:: Written request ::
Report, as a bare number, how many lines of the material below contain the word "mint".

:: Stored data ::
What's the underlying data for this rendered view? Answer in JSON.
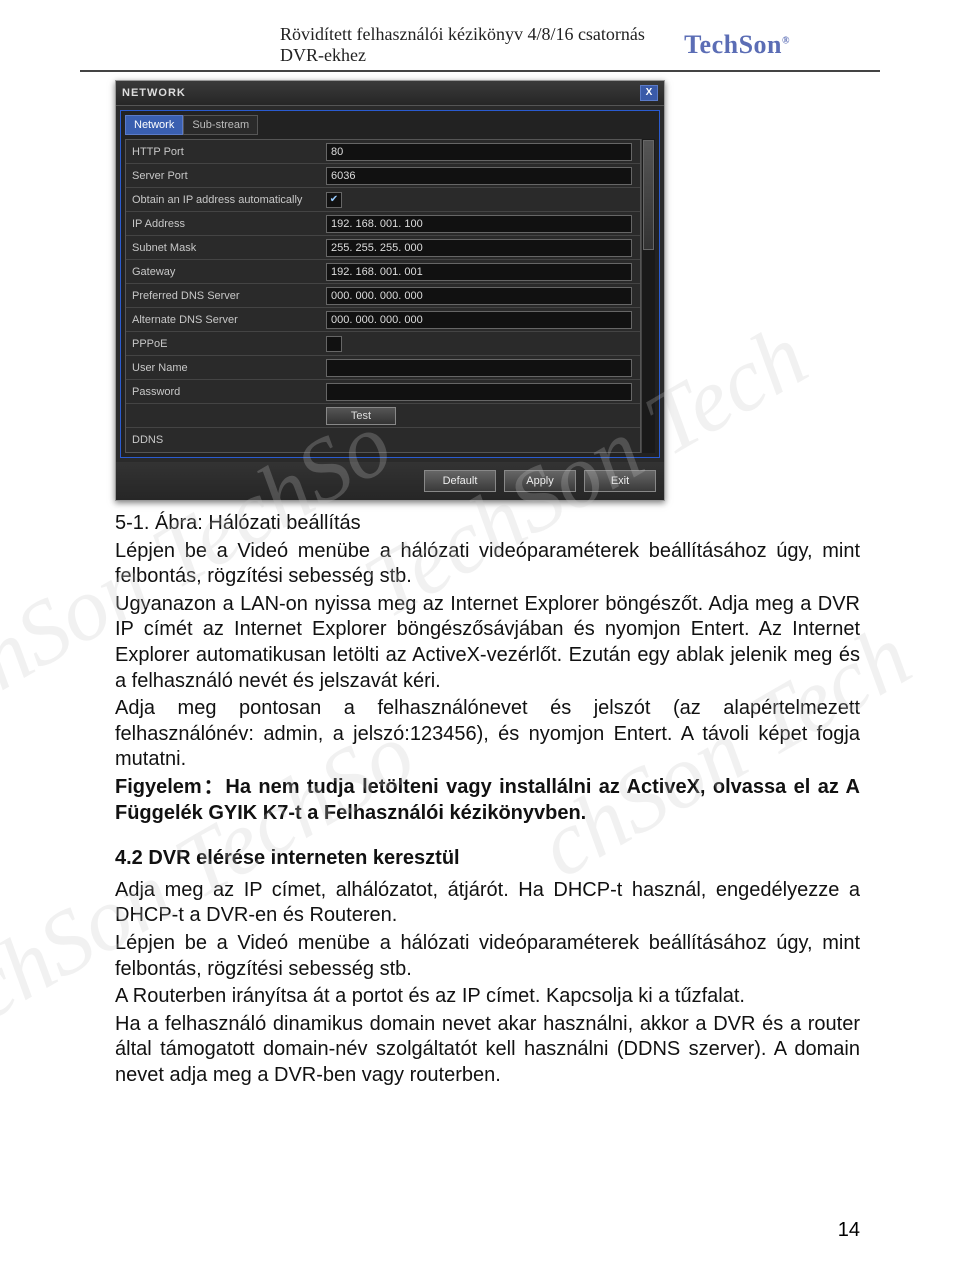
{
  "header": {
    "title": "Rövidített felhasználói kézikönyv 4/8/16 csatornás DVR-ekhez",
    "logo": "TechSon",
    "logo_r": "®"
  },
  "dialog": {
    "title": "NETWORK",
    "close": "X",
    "tabs": {
      "network": "Network",
      "substream": "Sub-stream"
    },
    "fields": {
      "http_port": {
        "label": "HTTP Port",
        "value": "80"
      },
      "server_port": {
        "label": "Server Port",
        "value": "6036"
      },
      "obtain_ip": {
        "label": "Obtain an IP address automatically",
        "checked": "✔"
      },
      "ip_address": {
        "label": "IP Address",
        "value": "192. 168. 001. 100"
      },
      "subnet_mask": {
        "label": "Subnet Mask",
        "value": "255. 255. 255. 000"
      },
      "gateway": {
        "label": "Gateway",
        "value": "192. 168. 001. 001"
      },
      "pref_dns": {
        "label": "Preferred DNS Server",
        "value": "000. 000. 000. 000"
      },
      "alt_dns": {
        "label": "Alternate DNS Server",
        "value": "000. 000. 000. 000"
      },
      "pppoe": {
        "label": "PPPoE",
        "checked": ""
      },
      "user_name": {
        "label": "User Name",
        "value": ""
      },
      "password": {
        "label": "Password",
        "value": ""
      },
      "test": {
        "label": "Test"
      },
      "ddns": {
        "label": "DDNS"
      }
    },
    "buttons": {
      "default": "Default",
      "apply": "Apply",
      "exit": "Exit"
    }
  },
  "body": {
    "caption": "5-1. Ábra: Hálózati beállítás",
    "p1": "Lépjen be a Videó menübe a hálózati videóparaméterek beállításához úgy, mint felbontás, rögzítési sebesség stb.",
    "p2": "Ugyanazon a LAN-on nyissa meg az Internet Explorer böngészőt. Adja meg a DVR IP címét az Internet Explorer böngészősávjában és nyomjon Entert. Az Internet Explorer automatikusan letölti az ActiveX-vezérlőt. Ezután egy ablak jelenik meg és a felhasználó nevét és jelszavát kéri.",
    "p3": "Adja meg pontosan a felhasználónevet és jelszót (az alapértelmezett felhasználónév: admin, a jelszó:123456), és nyomjon Entert. A távoli képet fogja mutatni.",
    "p4": "Figyelem：Ha nem tudja letölteni vagy installálni az ActiveX, olvassa el az A Függelék GYIK K7-t a Felhasználói kézikönyvben.",
    "h2": "4.2  DVR elérése interneten keresztül",
    "p5": "Adja meg az IP címet, alhálózatot, átjárót. Ha DHCP-t használ, engedélyezze a DHCP-t a DVR-en és Routeren.",
    "p6": "Lépjen be a Videó menübe a hálózati videóparaméterek beállításához úgy, mint felbontás, rögzítési sebesség stb.",
    "p7": "A Routerben irányítsa át a portot és az IP címet. Kapcsolja ki a tűzfalat.",
    "p8": "Ha a felhasználó dinamikus domain nevet akar használni, akkor a DVR és a router által támogatott domain-név szolgáltatót kell használni (DDNS szerver). A domain nevet adja meg a DVR-ben vagy routerben."
  },
  "page_number": "14"
}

:: Written answer ::
2